Source data:
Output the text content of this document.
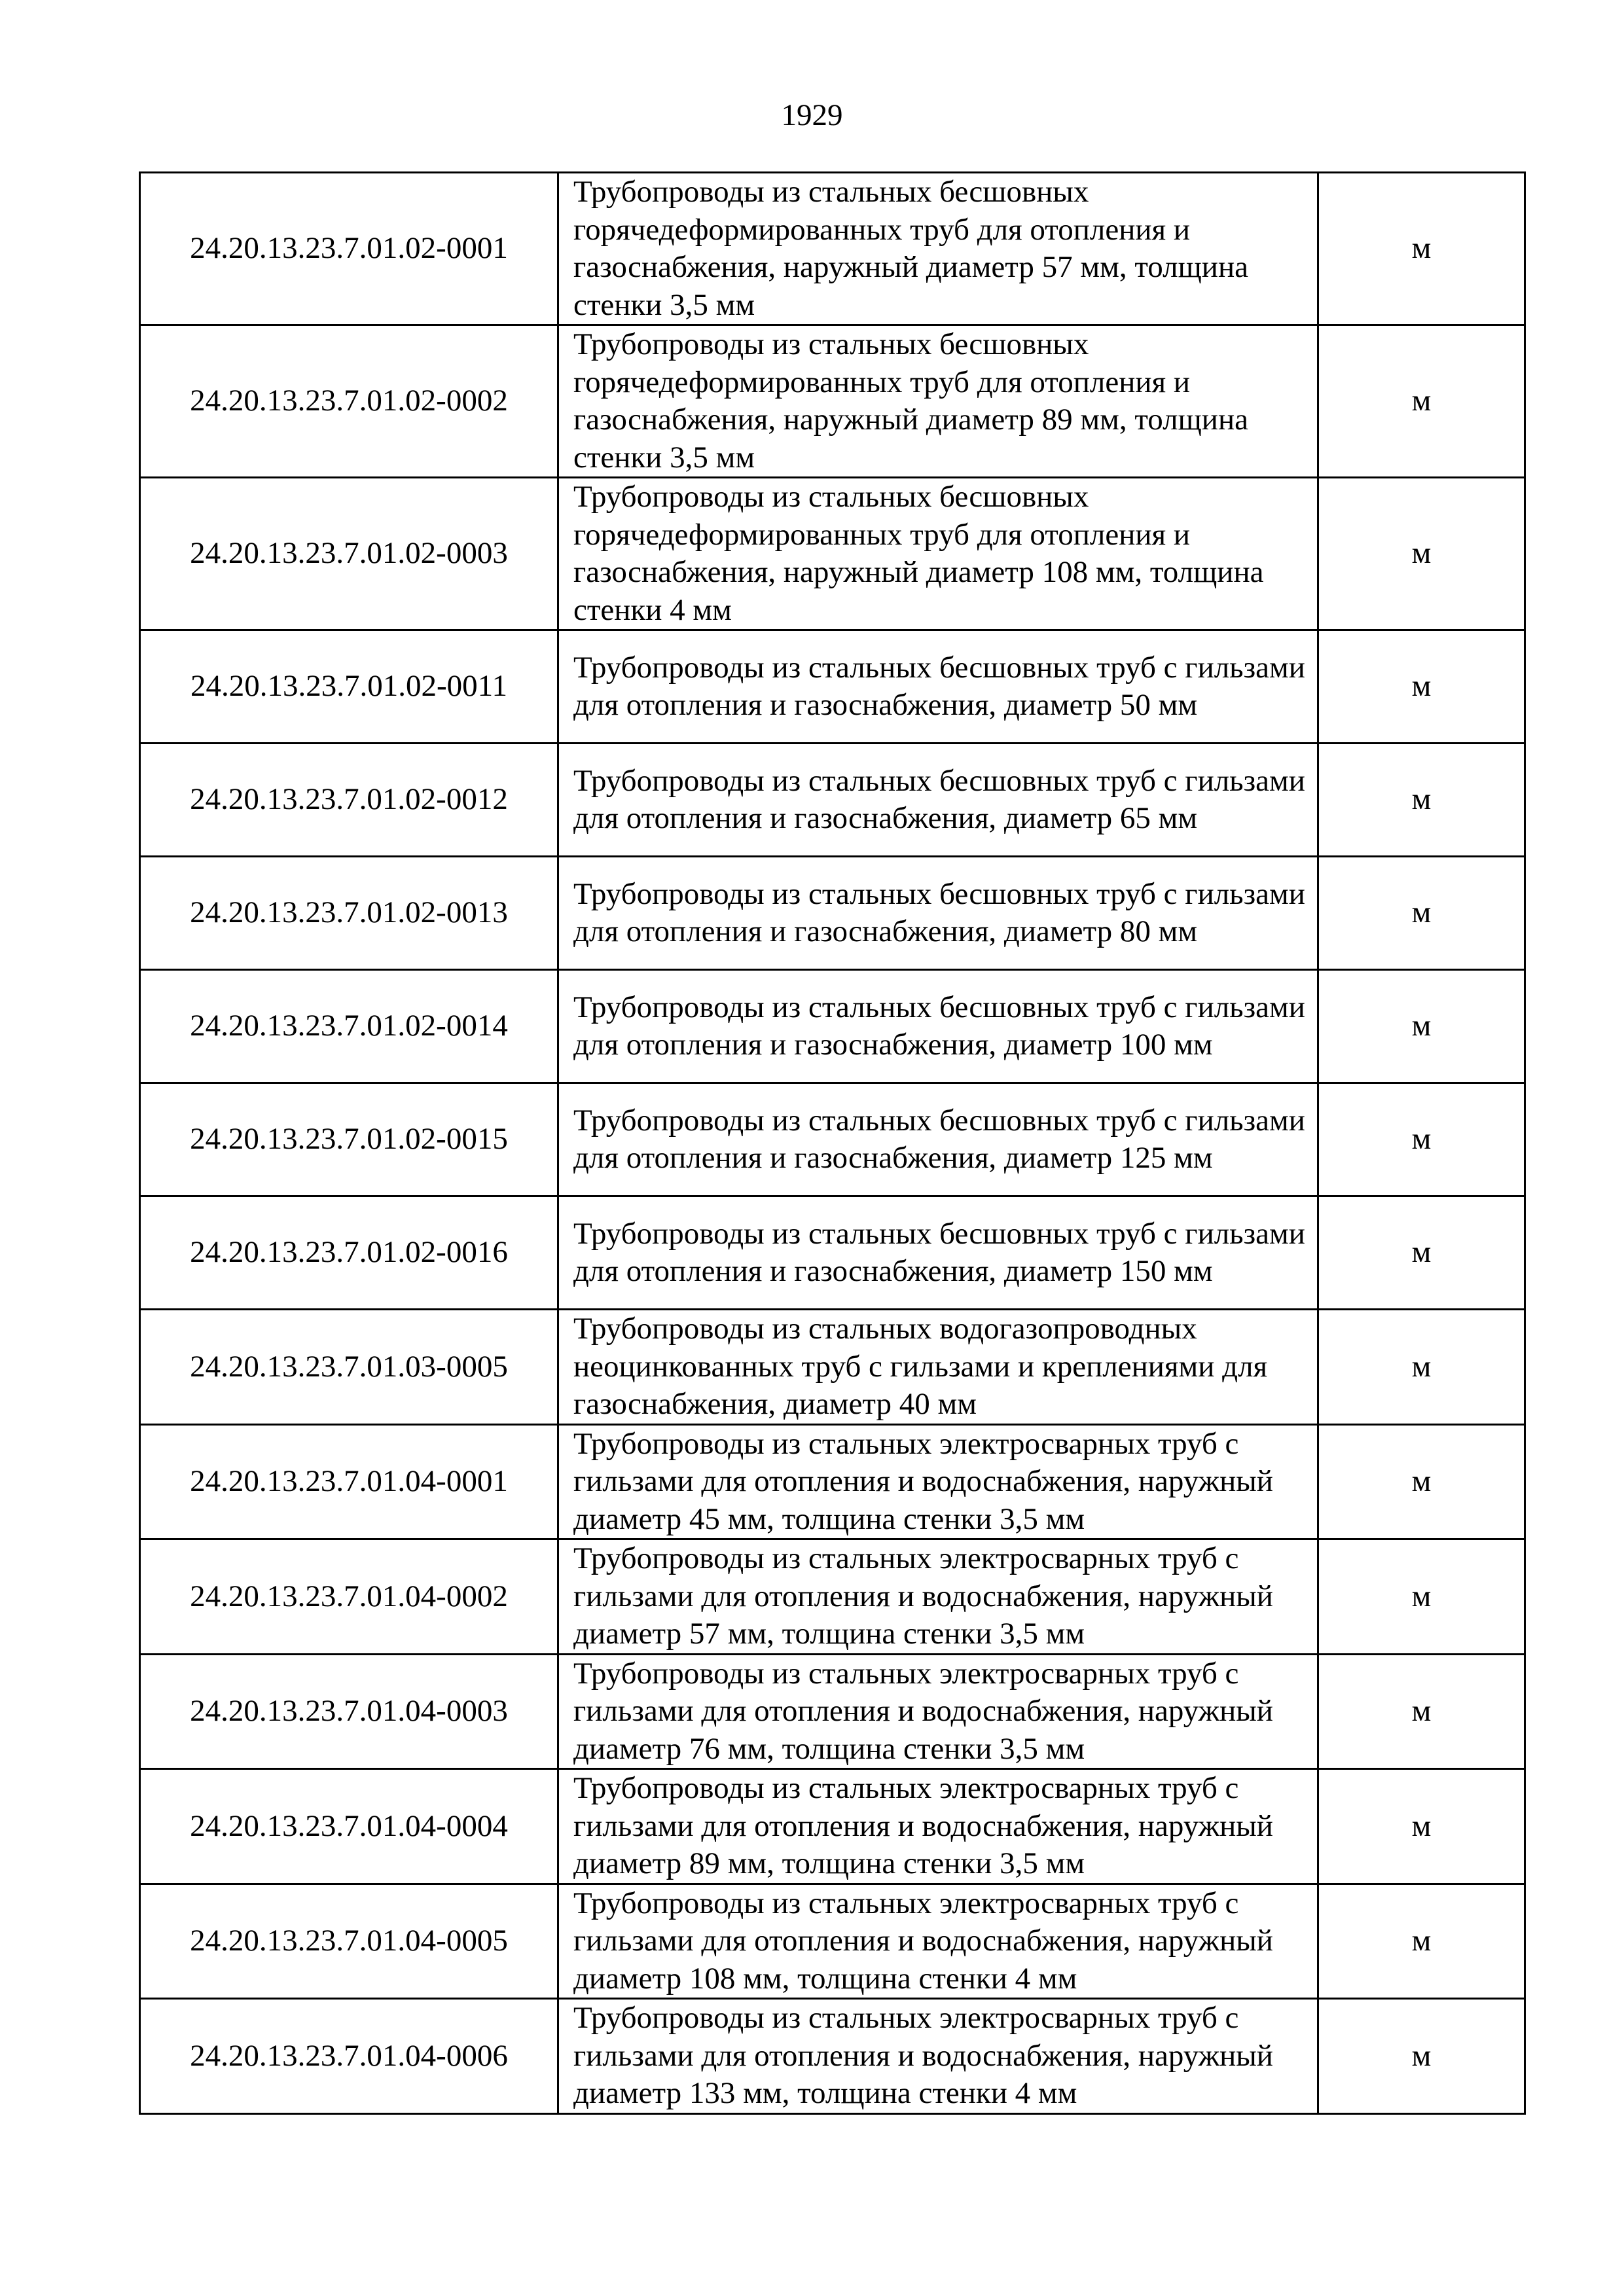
1929
24.20.13.23.7.01.02-0001	Трубопроводы из стальных бесшовных горячедеформированных труб для отопления и газоснабжения, наружный диаметр 57 мм, толщина стенки 3,5 мм	м
24.20.13.23.7.01.02-0002	Трубопроводы из стальных бесшовных горячедеформированных труб для отопления и газоснабжения, наружный диаметр 89 мм, толщина стенки 3,5 мм	м
24.20.13.23.7.01.02-0003	Трубопроводы из стальных бесшовных горячедеформированных труб для отопления и газоснабжения, наружный диаметр 108 мм, толщина стенки 4 мм	м
24.20.13.23.7.01.02-0011	Трубопроводы из стальных бесшовных труб с гильзами для отопления и газоснабжения, диаметр 50 мм	м
24.20.13.23.7.01.02-0012	Трубопроводы из стальных бесшовных труб с гильзами для отопления и газоснабжения, диаметр 65 мм	м
24.20.13.23.7.01.02-0013	Трубопроводы из стальных бесшовных труб с гильзами для отопления и газоснабжения, диаметр 80 мм	м
24.20.13.23.7.01.02-0014	Трубопроводы из стальных бесшовных труб с гильзами для отопления и газоснабжения, диаметр 100 мм	м
24.20.13.23.7.01.02-0015	Трубопроводы из стальных бесшовных труб с гильзами для отопления и газоснабжения, диаметр 125 мм	м
24.20.13.23.7.01.02-0016	Трубопроводы из стальных бесшовных труб с гильзами для отопления и газоснабжения, диаметр 150 мм	м
24.20.13.23.7.01.03-0005	Трубопроводы из стальных водогазопроводных неоцинкованных труб с гильзами и креплениями для газоснабжения, диаметр 40 мм	м
24.20.13.23.7.01.04-0001	Трубопроводы из стальных электросварных труб с гильзами для отопления и водоснабжения, наружный диаметр 45 мм, толщина стенки 3,5 мм	м
24.20.13.23.7.01.04-0002	Трубопроводы из стальных электросварных труб с гильзами для отопления и водоснабжения, наружный диаметр 57 мм, толщина стенки 3,5 мм	м
24.20.13.23.7.01.04-0003	Трубопроводы из стальных электросварных труб с гильзами для отопления и водоснабжения, наружный диаметр 76 мм, толщина стенки 3,5 мм	м
24.20.13.23.7.01.04-0004	Трубопроводы из стальных электросварных труб с гильзами для отопления и водоснабжения, наружный диаметр 89 мм, толщина стенки 3,5 мм	м
24.20.13.23.7.01.04-0005	Трубопроводы из стальных электросварных труб с гильзами для отопления и водоснабжения, наружный диаметр 108 мм, толщина стенки 4 мм	м
24.20.13.23.7.01.04-0006	Трубопроводы из стальных электросварных труб с гильзами для отопления и водоснабжения, наружный диаметр 133 мм, толщина стенки 4 мм	м
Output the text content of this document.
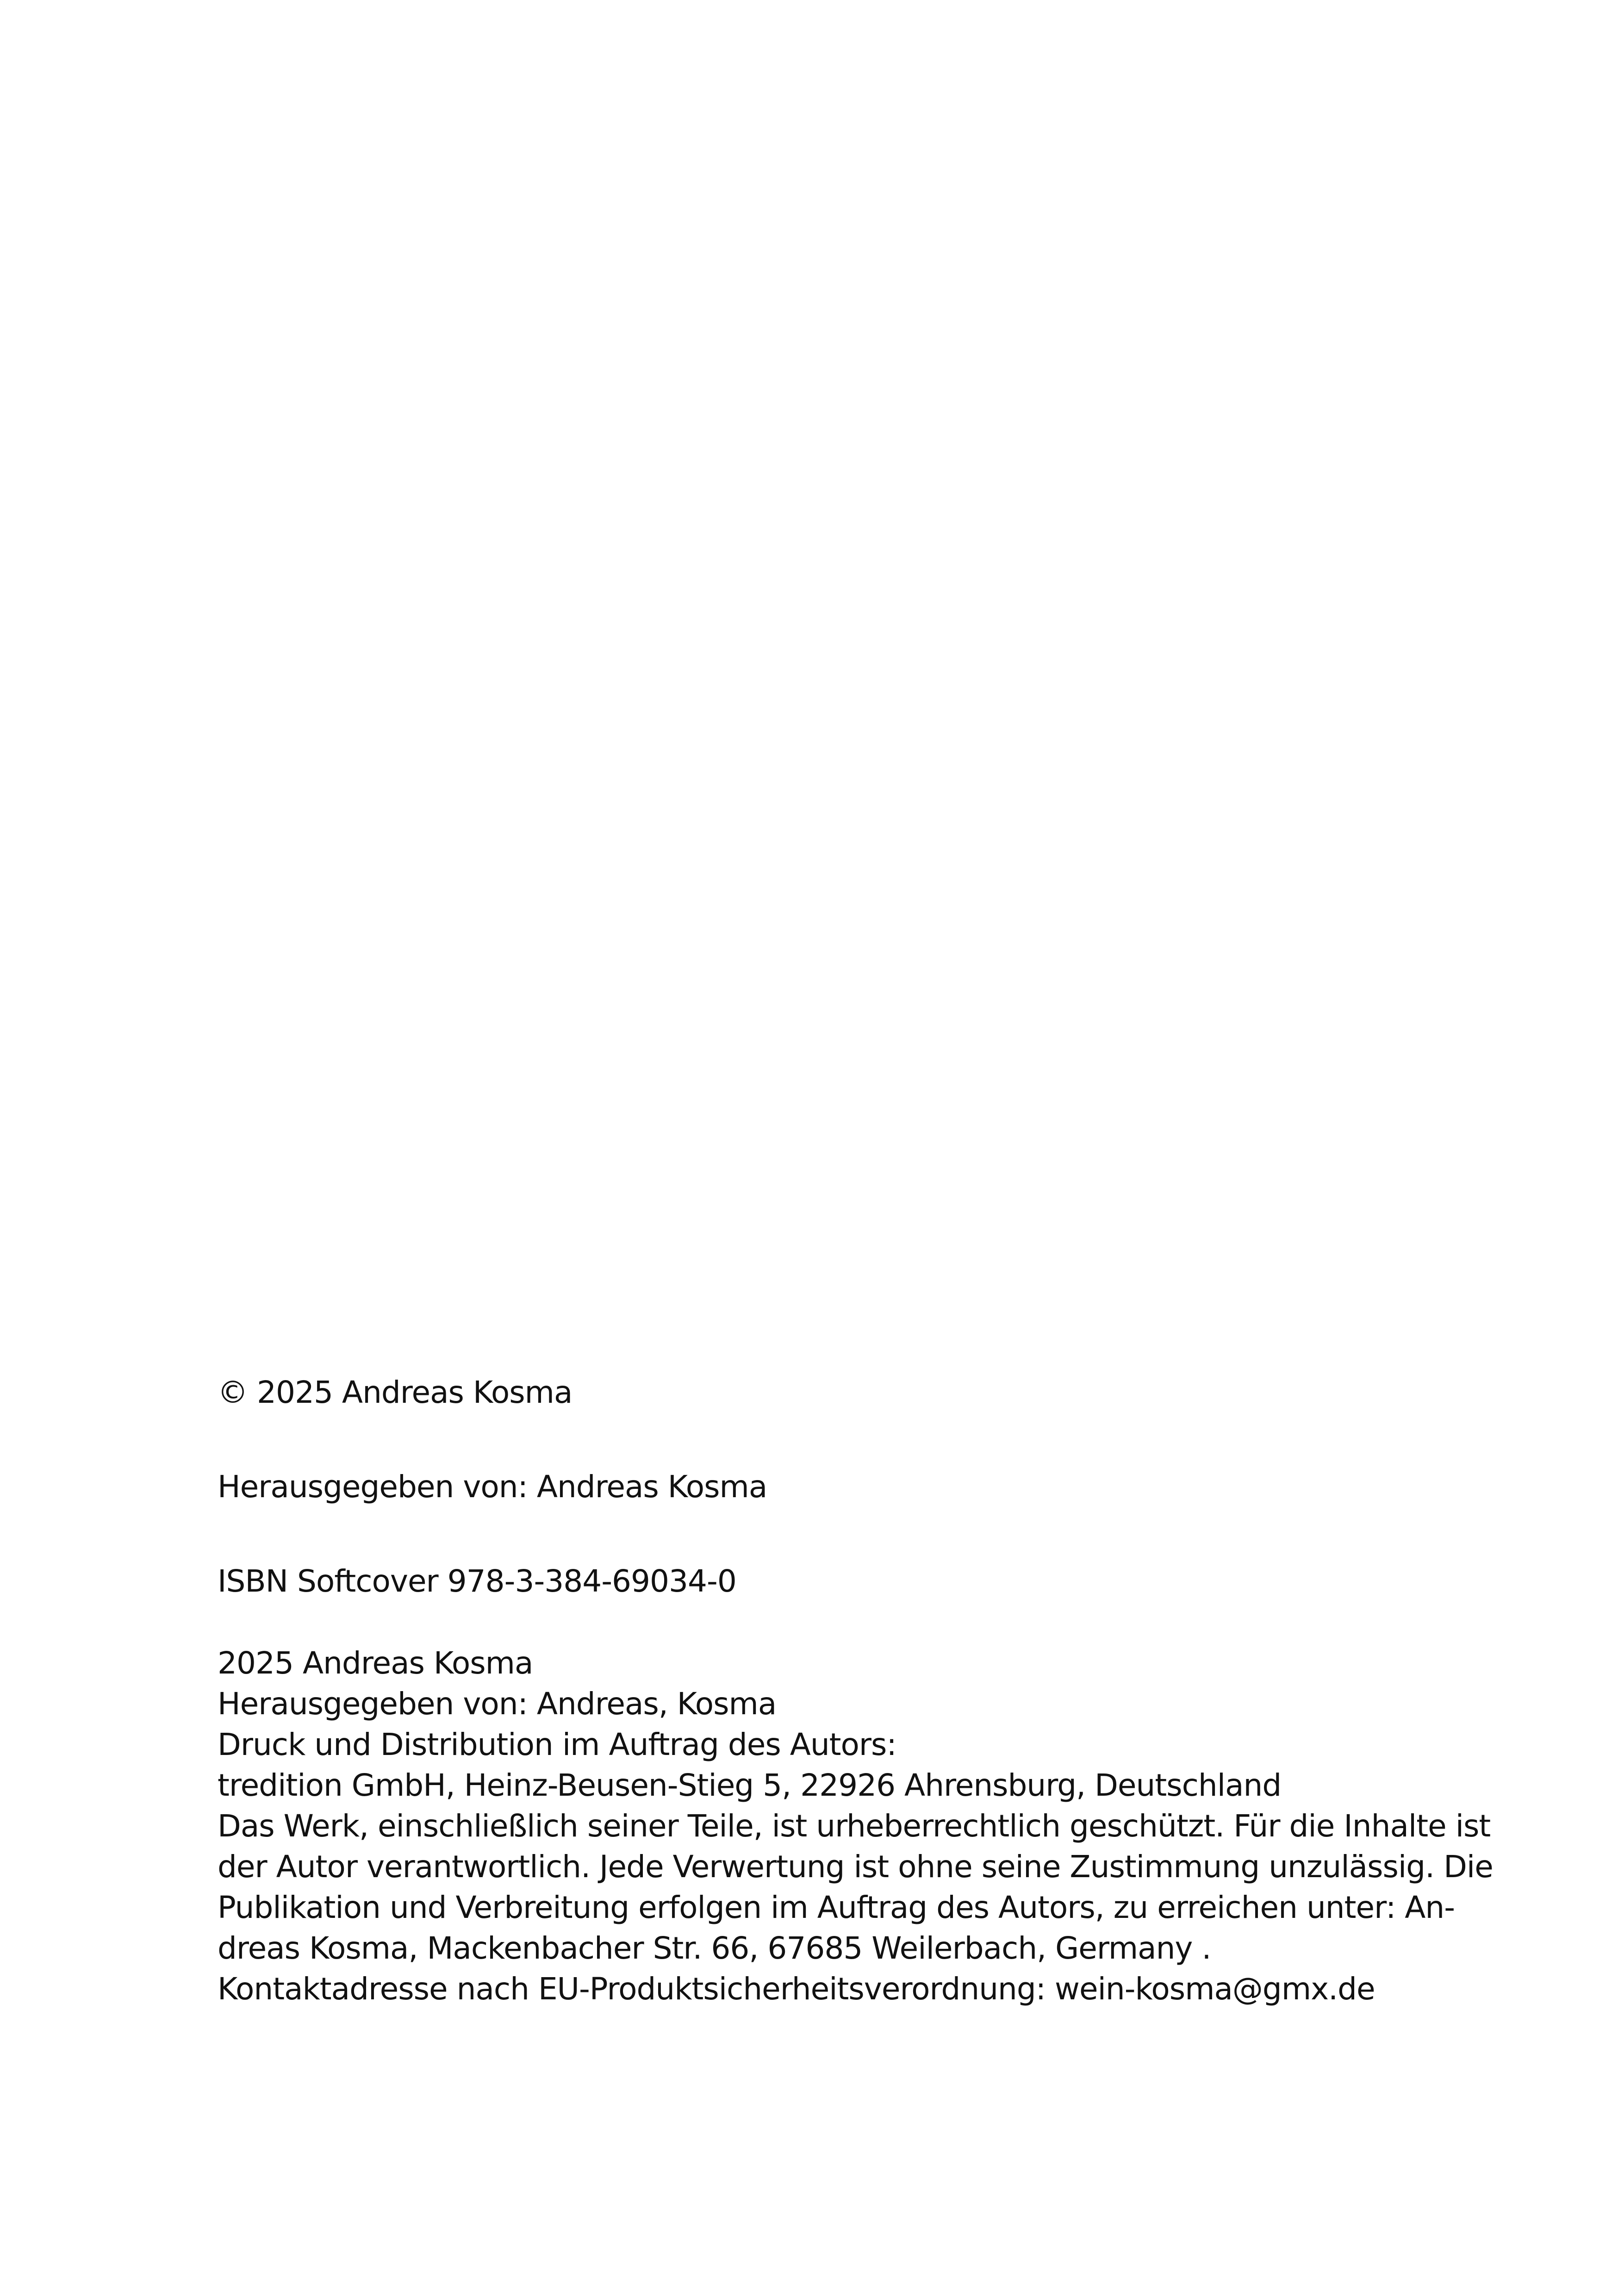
© 2025 Andreas Kosma
Herausgegeben von: Andreas Kosma
ISBN Softcover 978-3-384-69034-0
2025 Andreas Kosma
Herausgegeben von: Andreas, Kosma
Druck und Distribution im Auftrag des Autors:
tredition GmbH, Heinz-Beusen-Stieg 5, 22926 Ahrensburg, Deutschland
Das Werk, einschließlich seiner Teile, ist urheberrechtlich geschützt. Für die Inhalte ist
der Autor verantwortlich. Jede Verwertung ist ohne seine Zustimmung unzulässig. Die
Publikation und Verbreitung erfolgen im Auftrag des Autors, zu erreichen unter: An-
dreas Kosma, Mackenbacher Str. 66, 67685 Weilerbach, Germany .
Kontaktadresse nach EU-Produktsicherheitsverordnung: wein-kosma@gmx.de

Written exercise:
Working from the material above, transcribe it exactly while omitting pictures.

Response to the exercise:
Output the text content of this document.
1929
24.20.13.23.7.01.02-0001	Трубопроводы из стальных бесшовных горячедеформированных труб для отопления и газоснабжения, наружный диаметр 57 мм, толщина стенки 3,5 мм	м
24.20.13.23.7.01.02-0002	Трубопроводы из стальных бесшовных горячедеформированных труб для отопления и газоснабжения, наружный диаметр 89 мм, толщина стенки 3,5 мм	м
24.20.13.23.7.01.02-0003	Трубопроводы из стальных бесшовных горячедеформированных труб для отопления и газоснабжения, наружный диаметр 108 мм, толщина стенки 4 мм	м
24.20.13.23.7.01.02-0011	Трубопроводы из стальных бесшовных труб с гильзами для отопления и газоснабжения, диаметр 50 мм	м
24.20.13.23.7.01.02-0012	Трубопроводы из стальных бесшовных труб с гильзами для отопления и газоснабжения, диаметр 65 мм	м
24.20.13.23.7.01.02-0013	Трубопроводы из стальных бесшовных труб с гильзами для отопления и газоснабжения, диаметр 80 мм	м
24.20.13.23.7.01.02-0014	Трубопроводы из стальных бесшовных труб с гильзами для отопления и газоснабжения, диаметр 100 мм	м
24.20.13.23.7.01.02-0015	Трубопроводы из стальных бесшовных труб с гильзами для отопления и газоснабжения, диаметр 125 мм	м
24.20.13.23.7.01.02-0016	Трубопроводы из стальных бесшовных труб с гильзами для отопления и газоснабжения, диаметр 150 мм	м
24.20.13.23.7.01.03-0005	Трубопроводы из стальных водогазопроводных неоцинкованных труб с гильзами и креплениями для газоснабжения, диаметр 40 мм	м
24.20.13.23.7.01.04-0001	Трубопроводы из стальных электросварных труб с гильзами для отопления и водоснабжения, наружный диаметр 45 мм, толщина стенки 3,5 мм	м
24.20.13.23.7.01.04-0002	Трубопроводы из стальных электросварных труб с гильзами для отопления и водоснабжения, наружный диаметр 57 мм, толщина стенки 3,5 мм	м
24.20.13.23.7.01.04-0003	Трубопроводы из стальных электросварных труб с гильзами для отопления и водоснабжения, наружный диаметр 76 мм, толщина стенки 3,5 мм	м
24.20.13.23.7.01.04-0004	Трубопроводы из стальных электросварных труб с гильзами для отопления и водоснабжения, наружный диаметр 89 мм, толщина стенки 3,5 мм	м
24.20.13.23.7.01.04-0005	Трубопроводы из стальных электросварных труб с гильзами для отопления и водоснабжения, наружный диаметр 108 мм, толщина стенки 4 мм	м
24.20.13.23.7.01.04-0006	Трубопроводы из стальных электросварных труб с гильзами для отопления и водоснабжения, наружный диаметр 133 мм, толщина стенки 4 мм	м
Output the text content of this document.
© 2025 Andreas Kosma
Herausgegeben von: Andreas Kosma
ISBN Softcover 978-3-384-69034-0
2025 Andreas Kosma
Herausgegeben von: Andreas, Kosma
Druck und Distribution im Auftrag des Autors:
tredition GmbH, Heinz-Beusen-Stieg 5, 22926 Ahrensburg, Deutschland
Das Werk, einschließlich seiner Teile, ist urheberrechtlich geschützt. Für die Inhalte ist
der Autor verantwortlich. Jede Verwertung ist ohne seine Zustimmung unzulässig. Die
Publikation und Verbreitung erfolgen im Auftrag des Autors, zu erreichen unter: An-
dreas Kosma, Mackenbacher Str. 66, 67685 Weilerbach, Germany .
Kontaktadresse nach EU-Produktsicherheitsverordnung: wein-kosma@gmx.de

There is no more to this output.